** Begin DATA RECORDS **

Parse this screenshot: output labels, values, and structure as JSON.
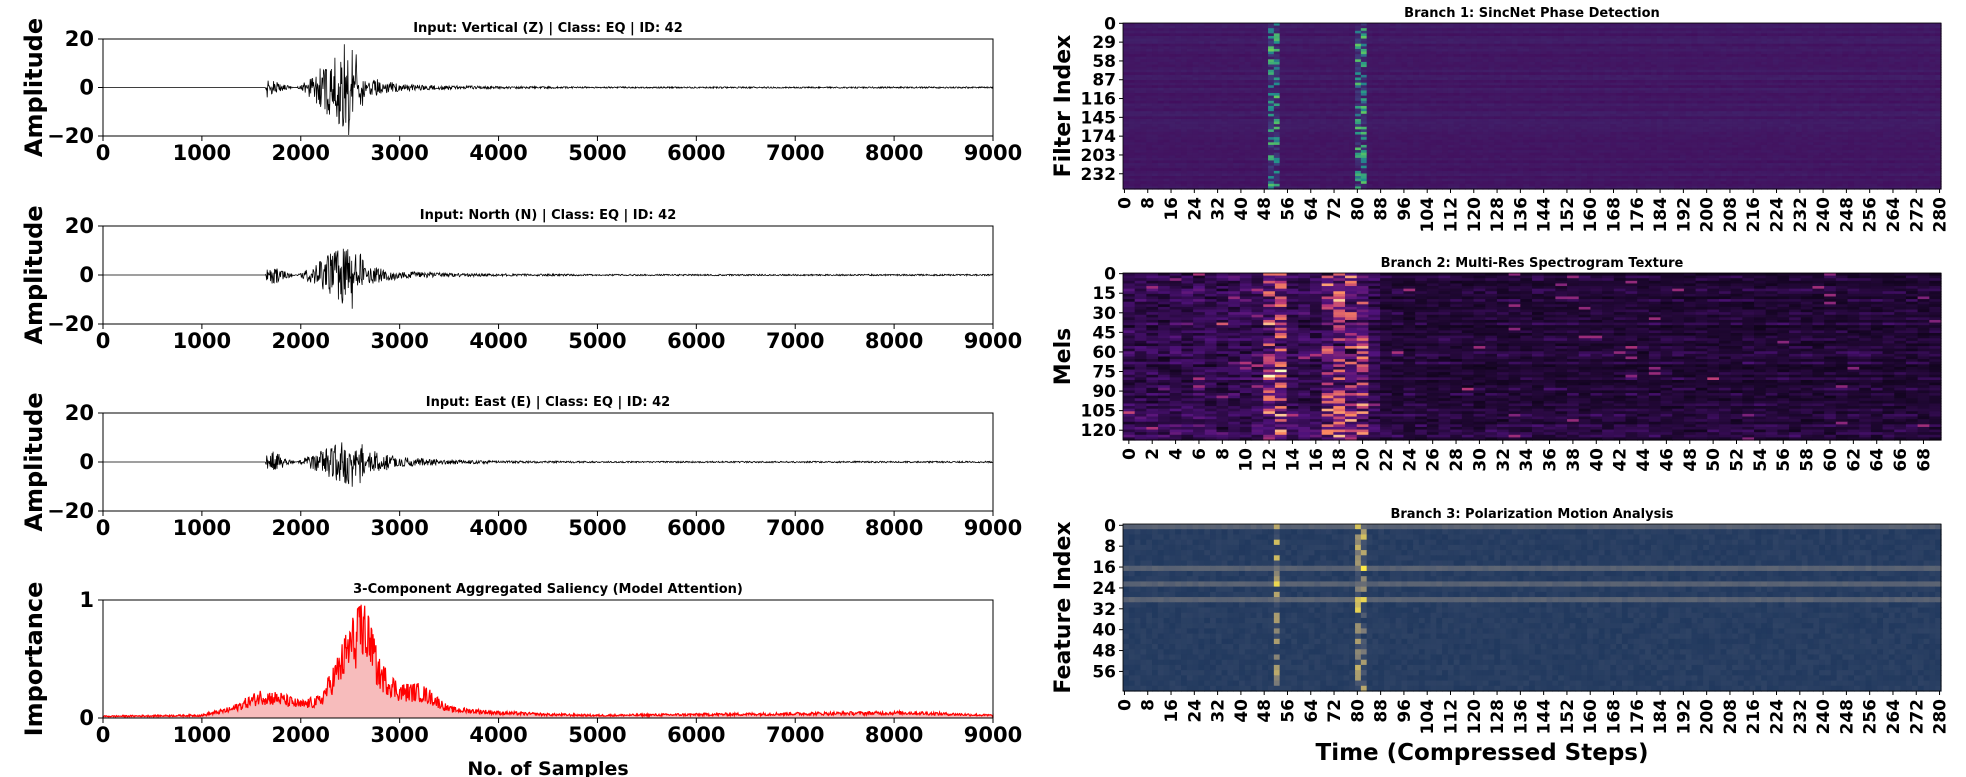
{
  "chart_data": [
    {
      "type": "line",
      "title": "Input: Vertical (Z) | Class: EQ | ID: 42",
      "xlabel": "",
      "ylabel": "Amplitude",
      "xlim": [
        0,
        9000
      ],
      "ylim": [
        -20,
        20
      ],
      "xticks": [
        0,
        1000,
        2000,
        3000,
        4000,
        5000,
        6000,
        7000,
        8000,
        9000
      ],
      "yticks": [
        20,
        0,
        -20
      ],
      "color": "#000000",
      "series": [
        {
          "x": [
            0,
            1640,
            1660,
            1700,
            2000,
            2490,
            2520,
            2560,
            2600,
            2700,
            3000,
            3500,
            4000,
            5000,
            9000
          ],
          "values": [
            0,
            0,
            5,
            -3,
            0.8,
            20,
            -18,
            16,
            -12,
            4,
            1.5,
            0.8,
            0.5,
            0.3,
            0.3
          ]
        }
      ]
    },
    {
      "type": "line",
      "title": "Input: North (N) | Class: EQ | ID: 42",
      "xlabel": "",
      "ylabel": "Amplitude",
      "xlim": [
        0,
        9000
      ],
      "ylim": [
        -20,
        20
      ],
      "xticks": [
        0,
        1000,
        2000,
        3000,
        4000,
        5000,
        6000,
        7000,
        8000,
        9000
      ],
      "yticks": [
        20,
        0,
        -20
      ],
      "color": "#000000",
      "series": [
        {
          "x": [
            0,
            1640,
            1660,
            1700,
            2000,
            2490,
            2520,
            2560,
            2600,
            2700,
            3000,
            3500,
            4000,
            5000,
            9000
          ],
          "values": [
            0,
            0,
            4,
            -4,
            0.8,
            14,
            -19,
            14,
            -10,
            4,
            1.5,
            0.8,
            0.5,
            0.3,
            0.3
          ]
        }
      ]
    },
    {
      "type": "line",
      "title": "Input: East (E) | Class: EQ | ID: 42",
      "xlabel": "",
      "ylabel": "Amplitude",
      "xlim": [
        0,
        9000
      ],
      "ylim": [
        -20,
        20
      ],
      "xticks": [
        0,
        1000,
        2000,
        3000,
        4000,
        5000,
        6000,
        7000,
        8000,
        9000
      ],
      "yticks": [
        20,
        0,
        -20
      ],
      "color": "#000000",
      "series": [
        {
          "x": [
            0,
            1640,
            1660,
            1700,
            2000,
            2490,
            2520,
            2560,
            2600,
            2700,
            3000,
            3500,
            4000,
            5000,
            9000
          ],
          "values": [
            0,
            0,
            6,
            -5,
            1,
            10,
            -11,
            11,
            -12,
            5,
            2,
            1,
            0.5,
            0.3,
            0.3
          ]
        }
      ]
    },
    {
      "type": "area",
      "title": "3-Component Aggregated Saliency (Model Attention)",
      "xlabel": "No. of Samples",
      "ylabel": "Importance",
      "xlim": [
        0,
        9000
      ],
      "ylim": [
        0,
        1
      ],
      "xticks": [
        0,
        1000,
        2000,
        3000,
        4000,
        5000,
        6000,
        7000,
        8000,
        9000
      ],
      "yticks": [
        1,
        0
      ],
      "color": "#ff0000",
      "series": [
        {
          "x": [
            0,
            1000,
            1300,
            1600,
            1800,
            2000,
            2200,
            2400,
            2500,
            2600,
            2650,
            2700,
            2800,
            3000,
            3200,
            3300,
            3500,
            4000,
            4500,
            5000,
            8150,
            9000
          ],
          "values": [
            0.02,
            0.03,
            0.1,
            0.25,
            0.22,
            0.15,
            0.2,
            0.6,
            0.85,
            0.95,
            1.0,
            0.8,
            0.5,
            0.3,
            0.3,
            0.25,
            0.1,
            0.06,
            0.04,
            0.03,
            0.06,
            0.03
          ]
        }
      ]
    },
    {
      "type": "heatmap",
      "title": "Branch 1: SincNet Phase Detection",
      "xlabel": "",
      "ylabel": "Filter Index",
      "colormap": "viridis",
      "n_cols": 281,
      "n_rows": 256,
      "xticks": [
        0,
        8,
        16,
        24,
        32,
        40,
        48,
        56,
        64,
        72,
        80,
        88,
        96,
        104,
        112,
        120,
        128,
        136,
        144,
        152,
        160,
        168,
        176,
        184,
        192,
        200,
        208,
        216,
        224,
        232,
        240,
        248,
        256,
        264,
        272,
        280
      ],
      "yticks": [
        0,
        29,
        58,
        87,
        116,
        145,
        174,
        203,
        232
      ],
      "hot_columns": [
        50,
        52,
        79,
        80,
        81
      ]
    },
    {
      "type": "heatmap",
      "title": "Branch 2: Multi-Res Spectrogram Texture",
      "xlabel": "",
      "ylabel": "Mels",
      "colormap": "magma",
      "n_cols": 70,
      "n_rows": 128,
      "xticks": [
        0,
        2,
        4,
        6,
        8,
        10,
        12,
        14,
        16,
        18,
        20,
        22,
        24,
        26,
        28,
        30,
        32,
        34,
        36,
        38,
        40,
        42,
        44,
        46,
        48,
        50,
        52,
        54,
        56,
        58,
        60,
        62,
        64,
        66,
        68
      ],
      "yticks": [
        0,
        15,
        30,
        45,
        60,
        75,
        90,
        105,
        120
      ],
      "hot_columns": [
        12,
        13,
        17,
        18,
        19,
        20
      ]
    },
    {
      "type": "heatmap",
      "title": "Branch 3: Polarization Motion Analysis",
      "xlabel": "Time (Compressed Steps)",
      "ylabel": "Feature Index",
      "colormap": "cividis",
      "n_cols": 281,
      "n_rows": 64,
      "xticks": [
        0,
        8,
        16,
        24,
        32,
        40,
        48,
        56,
        64,
        72,
        80,
        88,
        96,
        104,
        112,
        120,
        128,
        136,
        144,
        152,
        160,
        168,
        176,
        184,
        192,
        200,
        208,
        216,
        224,
        232,
        240,
        248,
        256,
        264,
        272,
        280
      ],
      "yticks": [
        0,
        8,
        16,
        24,
        32,
        40,
        48,
        56
      ],
      "hot_columns": [
        52,
        79,
        80,
        81
      ]
    }
  ]
}
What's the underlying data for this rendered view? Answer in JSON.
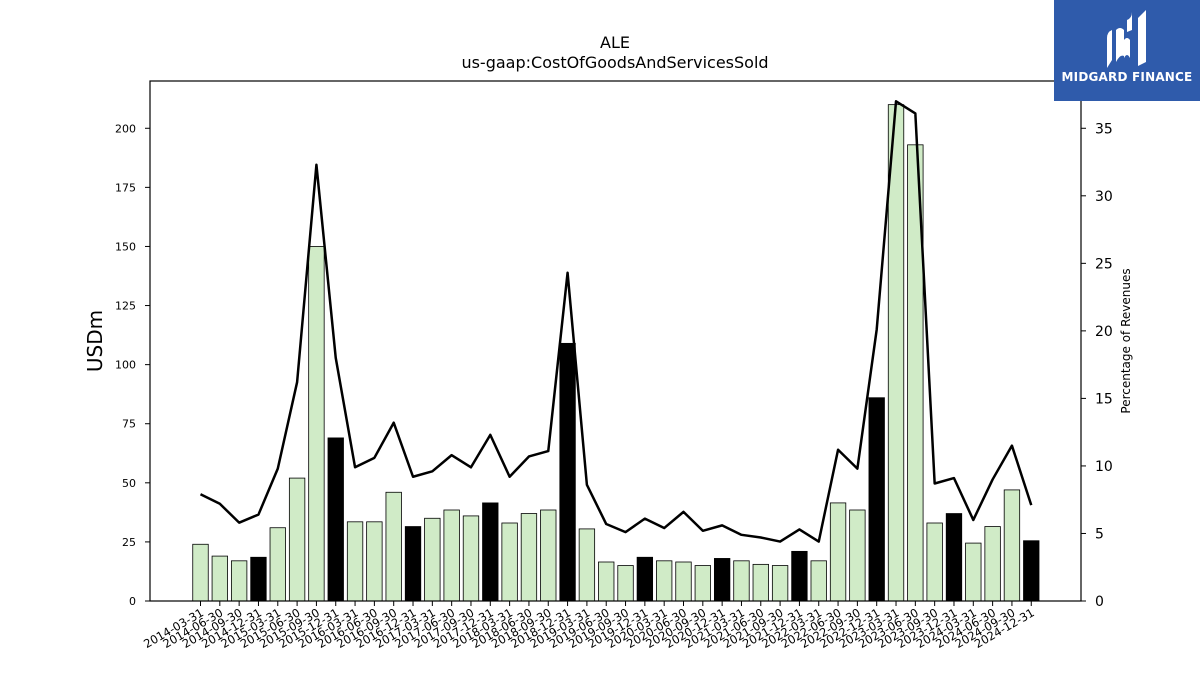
{
  "brand": {
    "name": "MIDGARD FINANCE",
    "icon": "midgard-m-logo-icon",
    "color": "#2f5bab"
  },
  "chart_data": {
    "type": "bar",
    "title": "ALE",
    "subtitle": "us-gaap:CostOfGoodsAndServicesSold",
    "ylabel": "USDm",
    "y2label": "Percentage of Revenues",
    "ylim": [
      0,
      220
    ],
    "y2lim": [
      0,
      38.5
    ],
    "yticks": [
      0,
      25,
      50,
      75,
      100,
      125,
      150,
      175,
      200
    ],
    "y2ticks": [
      0,
      5,
      10,
      15,
      20,
      25,
      30,
      35
    ],
    "bar_color_quarter": "#d0ebc7",
    "bar_color_q4": "#000000",
    "line_color": "#000000",
    "categories": [
      "2014-03-31",
      "2014-06-30",
      "2014-09-30",
      "2014-12-31",
      "2015-03-31",
      "2015-06-30",
      "2015-09-30",
      "2015-12-31",
      "2016-03-31",
      "2016-06-30",
      "2016-09-30",
      "2016-12-31",
      "2017-03-31",
      "2017-06-30",
      "2017-09-30",
      "2017-12-31",
      "2018-03-31",
      "2018-06-30",
      "2018-09-30",
      "2018-12-31",
      "2019-03-31",
      "2019-06-30",
      "2019-09-30",
      "2019-12-31",
      "2020-03-31",
      "2020-06-30",
      "2020-09-30",
      "2020-12-31",
      "2021-03-31",
      "2021-06-30",
      "2021-09-30",
      "2021-12-31",
      "2022-03-31",
      "2022-06-30",
      "2022-09-30",
      "2022-12-31",
      "2023-03-31",
      "2023-06-30",
      "2023-09-30",
      "2023-12-31",
      "2024-03-31",
      "2024-06-30",
      "2024-09-30",
      "2024-12-31"
    ],
    "series": [
      {
        "name": "USDm",
        "type": "bar",
        "values": [
          24,
          19,
          17,
          18.5,
          31,
          52,
          150,
          69,
          33.5,
          33.5,
          46,
          31.5,
          35,
          38.5,
          36,
          41.5,
          33,
          37,
          38.5,
          109,
          30.5,
          16.5,
          15,
          18.5,
          17,
          16.5,
          15,
          18,
          17,
          15.5,
          15,
          21,
          17,
          41.5,
          38.5,
          86,
          210,
          193,
          33,
          37,
          24.5,
          31.5,
          47,
          25.5
        ]
      },
      {
        "name": "Percentage of Revenues",
        "type": "line",
        "values": [
          7.9,
          7.2,
          5.8,
          6.4,
          9.8,
          16.2,
          32.3,
          18.0,
          9.9,
          10.6,
          13.2,
          9.2,
          9.6,
          10.8,
          9.9,
          12.3,
          9.2,
          10.7,
          11.1,
          24.3,
          8.6,
          5.7,
          5.1,
          6.1,
          5.4,
          6.6,
          5.2,
          5.6,
          4.9,
          4.7,
          4.4,
          5.3,
          4.4,
          11.2,
          9.8,
          20.1,
          37.0,
          36.1,
          8.7,
          9.1,
          6.0,
          9.0,
          11.5,
          7.1
        ]
      }
    ],
    "grid": false
  }
}
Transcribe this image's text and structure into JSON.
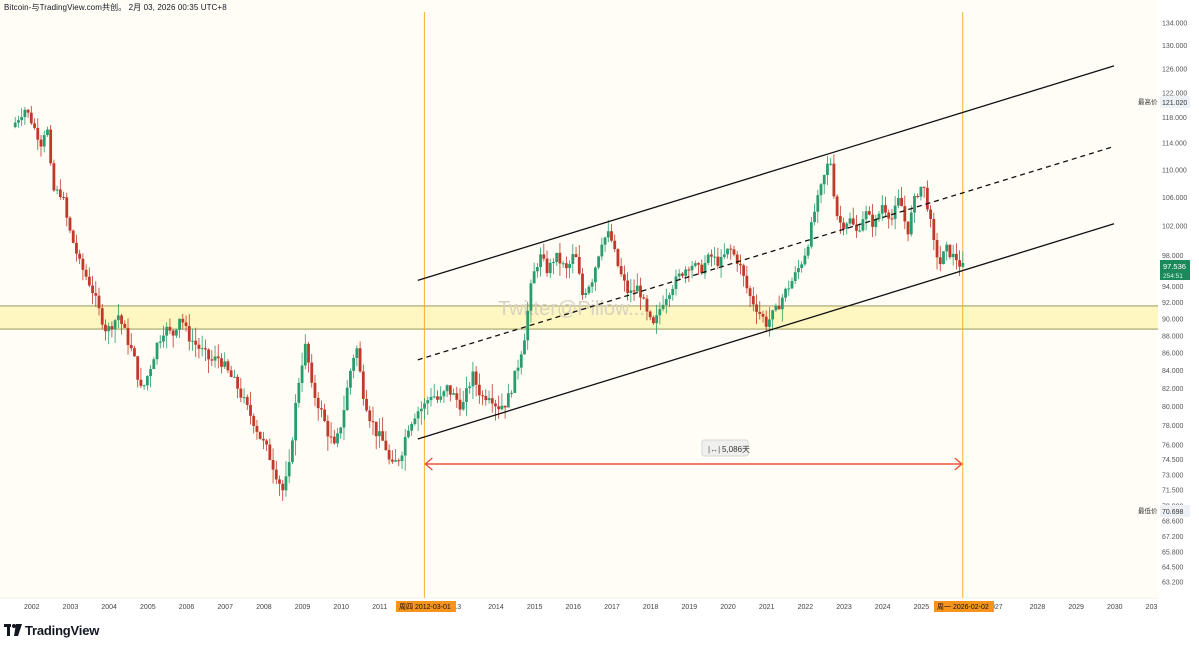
{
  "header": {
    "title": "Bitcoin-与TradingView.com共创。 2月 03, 2026 00:35 UTC+8"
  },
  "watermark": "Twitter@Pillow...",
  "footer": {
    "logo_text": "TradingView",
    "logo_icon": "tradingview-logo-icon"
  },
  "colors": {
    "background": "#fffdf5",
    "up_candle": "#2a9d6f",
    "down_candle": "#c0392b",
    "channel_line": "#111111",
    "support_zone_fill": "#fff7c2",
    "support_zone_border": "#8a8a4a",
    "vertical_marker": "#f5a623",
    "range_arrow": "#e8533d",
    "price_label_bg": "#1b8a5a",
    "date_label_bg": "#f7941d"
  },
  "price_axis": {
    "ticks": [
      "134.000",
      "130.000",
      "126.000",
      "122.000",
      "118.000",
      "114.000",
      "110.000",
      "106.000",
      "102.000",
      "98.000",
      "94.000",
      "92.000",
      "90.000",
      "88.000",
      "86.000",
      "84.000",
      "82.000",
      "80.000",
      "78.000",
      "76.000",
      "74.500",
      "73.000",
      "71.500",
      "70.000",
      "68.600",
      "67.200",
      "65.800",
      "64.500",
      "63.200"
    ],
    "high_label": "最高价",
    "high_value": "121.020",
    "low_label": "最低价",
    "low_value": "70.698",
    "current_price": "97.536",
    "current_sub": "254:51"
  },
  "time_axis": {
    "years": [
      "2002",
      "2003",
      "2004",
      "2005",
      "2006",
      "2007",
      "2008",
      "2009",
      "2010",
      "2011",
      "013",
      "2014",
      "2015",
      "2016",
      "2017",
      "2018",
      "2019",
      "2020",
      "2021",
      "2022",
      "2023",
      "2024",
      "2025",
      "027",
      "2028",
      "2029",
      "2030",
      "203"
    ],
    "marker_start_label": "周四 2012-03-01",
    "marker_end_label": "周一 2026-02-02"
  },
  "annotations": {
    "range_label": "5,086天",
    "range_icon": "date-range-icon"
  },
  "chart_data": {
    "type": "line",
    "title": "",
    "x_start_year": 2001.55,
    "x_end_year": 2026.1,
    "y_scale": "log",
    "y_range": [
      63.2,
      134.0
    ],
    "close_path": [
      [
        2001.55,
        116.5
      ],
      [
        2001.9,
        119.5
      ],
      [
        2002.3,
        114
      ],
      [
        2002.45,
        117
      ],
      [
        2002.6,
        107
      ],
      [
        2002.85,
        106.5
      ],
      [
        2003.0,
        102
      ],
      [
        2003.3,
        97
      ],
      [
        2003.6,
        94
      ],
      [
        2003.8,
        91
      ],
      [
        2004.0,
        88.5
      ],
      [
        2004.3,
        90.5
      ],
      [
        2004.5,
        88
      ],
      [
        2004.7,
        85.5
      ],
      [
        2004.9,
        81.5
      ],
      [
        2005.1,
        84
      ],
      [
        2005.3,
        87
      ],
      [
        2005.5,
        89
      ],
      [
        2005.7,
        88
      ],
      [
        2005.9,
        90.5
      ],
      [
        2006.1,
        88
      ],
      [
        2006.4,
        86.5
      ],
      [
        2006.7,
        85
      ],
      [
        2006.9,
        85.5
      ],
      [
        2007.1,
        84
      ],
      [
        2007.4,
        82
      ],
      [
        2007.6,
        80
      ],
      [
        2007.8,
        78.5
      ],
      [
        2008.0,
        76.5
      ],
      [
        2008.2,
        75
      ],
      [
        2008.4,
        73
      ],
      [
        2008.55,
        71.5
      ],
      [
        2008.7,
        73
      ],
      [
        2008.85,
        79
      ],
      [
        2009.0,
        84
      ],
      [
        2009.15,
        87
      ],
      [
        2009.3,
        82
      ],
      [
        2009.5,
        80
      ],
      [
        2009.7,
        77.5
      ],
      [
        2009.9,
        75.5
      ],
      [
        2010.1,
        79
      ],
      [
        2010.3,
        84
      ],
      [
        2010.45,
        87
      ],
      [
        2010.6,
        82
      ],
      [
        2010.8,
        79
      ],
      [
        2011.0,
        77
      ],
      [
        2011.2,
        76
      ],
      [
        2011.35,
        73.5
      ],
      [
        2011.6,
        75
      ],
      [
        2011.8,
        78
      ],
      [
        2012.0,
        79.5
      ],
      [
        2012.2,
        80
      ],
      [
        2012.4,
        81.5
      ],
      [
        2012.6,
        80.5
      ],
      [
        2012.8,
        82
      ],
      [
        2013.0,
        81
      ],
      [
        2013.2,
        80
      ],
      [
        2013.45,
        83.5
      ],
      [
        2013.7,
        81
      ],
      [
        2013.9,
        81.5
      ],
      [
        2014.1,
        80
      ],
      [
        2014.35,
        80.5
      ],
      [
        2014.6,
        84
      ],
      [
        2014.8,
        88
      ],
      [
        2015.0,
        95
      ],
      [
        2015.2,
        98
      ],
      [
        2015.4,
        96
      ],
      [
        2015.6,
        98
      ],
      [
        2015.9,
        96
      ],
      [
        2016.1,
        98.5
      ],
      [
        2016.3,
        93
      ],
      [
        2016.55,
        95
      ],
      [
        2016.8,
        100
      ],
      [
        2017.0,
        101
      ],
      [
        2017.25,
        96
      ],
      [
        2017.5,
        93
      ],
      [
        2017.75,
        94
      ],
      [
        2018.0,
        90
      ],
      [
        2018.15,
        89
      ],
      [
        2018.35,
        92
      ],
      [
        2018.6,
        94
      ],
      [
        2018.9,
        96
      ],
      [
        2019.1,
        97
      ],
      [
        2019.35,
        96
      ],
      [
        2019.6,
        98
      ],
      [
        2019.85,
        97
      ],
      [
        2020.1,
        99
      ],
      [
        2020.35,
        97
      ],
      [
        2020.6,
        93
      ],
      [
        2020.85,
        91
      ],
      [
        2021.05,
        89.5
      ],
      [
        2021.3,
        91
      ],
      [
        2021.5,
        93
      ],
      [
        2021.75,
        95
      ],
      [
        2021.95,
        97
      ],
      [
        2022.1,
        99
      ],
      [
        2022.3,
        104
      ],
      [
        2022.5,
        108
      ],
      [
        2022.7,
        112
      ],
      [
        2022.85,
        104
      ],
      [
        2023.0,
        102
      ],
      [
        2023.2,
        103
      ],
      [
        2023.4,
        101
      ],
      [
        2023.6,
        104
      ],
      [
        2023.85,
        102
      ],
      [
        2024.05,
        105
      ],
      [
        2024.3,
        103
      ],
      [
        2024.5,
        106
      ],
      [
        2024.7,
        101
      ],
      [
        2024.9,
        106
      ],
      [
        2025.1,
        108
      ],
      [
        2025.25,
        104
      ],
      [
        2025.4,
        99
      ],
      [
        2025.55,
        97
      ],
      [
        2025.7,
        99
      ],
      [
        2025.85,
        98
      ],
      [
        2026.0,
        97.5
      ],
      [
        2026.08,
        96.5
      ]
    ],
    "upper_channel": [
      [
        2012.0,
        94.8
      ],
      [
        2030.0,
        126.5
      ]
    ],
    "mid_channel": [
      [
        2012.0,
        85.2
      ],
      [
        2030.0,
        113.5
      ]
    ],
    "lower_channel": [
      [
        2012.0,
        76.6
      ],
      [
        2030.0,
        102.3
      ]
    ],
    "support_zone": [
      88.8,
      91.6
    ],
    "range_days": 5086,
    "ylabel": "",
    "xlabel": ""
  }
}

** End DATA RECORDS **

* _TASK DETAILS_
Scan the listing above for the word "ylabel" and show each line where it is found.

* _EXERCISE RESPONSE_
      "ylabel": "Amplitude",
      "ylabel": "Amplitude",
      "ylabel": "Amplitude",
      "ylabel": "Importance",
      "ylabel": "Filter Index",
      "ylabel": "Mels",
      "ylabel": "Feature Index",
    "ylabel": "USDm",
    "ylabel": "",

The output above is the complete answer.